_Exercise description_
The entries below are to be repeated exactly as they stand.

[START Records for the task]

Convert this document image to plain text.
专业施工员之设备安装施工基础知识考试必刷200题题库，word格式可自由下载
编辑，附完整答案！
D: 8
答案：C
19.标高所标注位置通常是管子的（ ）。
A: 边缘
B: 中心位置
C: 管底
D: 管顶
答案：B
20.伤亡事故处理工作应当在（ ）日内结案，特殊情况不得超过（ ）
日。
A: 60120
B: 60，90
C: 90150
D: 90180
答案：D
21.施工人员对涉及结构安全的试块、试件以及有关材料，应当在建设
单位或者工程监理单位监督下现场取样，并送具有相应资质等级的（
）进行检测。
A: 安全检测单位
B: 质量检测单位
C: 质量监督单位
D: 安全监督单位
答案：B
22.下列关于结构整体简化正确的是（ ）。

[END Records for the task]

_Task result_
Convert this document image to plain text.
专业施工员之设备安装施工基础知识考试必刷200题题库，word格式可自由下载
编辑，附完整答案！
D: 8
答案：C
19.标高所标注位置通常是管子的（ ）。
A: 边缘
B: 中心位置
C: 管底
D: 管顶
答案：B
20.伤亡事故处理工作应当在（ ）日内结案，特殊情况不得超过（ ）
日。
A: 60120
B: 60，90
C: 90150
D: 90180
答案：D
21.施工人员对涉及结构安全的试块、试件以及有关材料，应当在建设
单位或者工程监理单位监督下现场取样，并送具有相应资质等级的（
）进行检测。
A: 安全检测单位
B: 质量检测单位
C: 质量监督单位
D: 安全监督单位
答案：B
22.下列关于结构整体简化正确的是（ ）。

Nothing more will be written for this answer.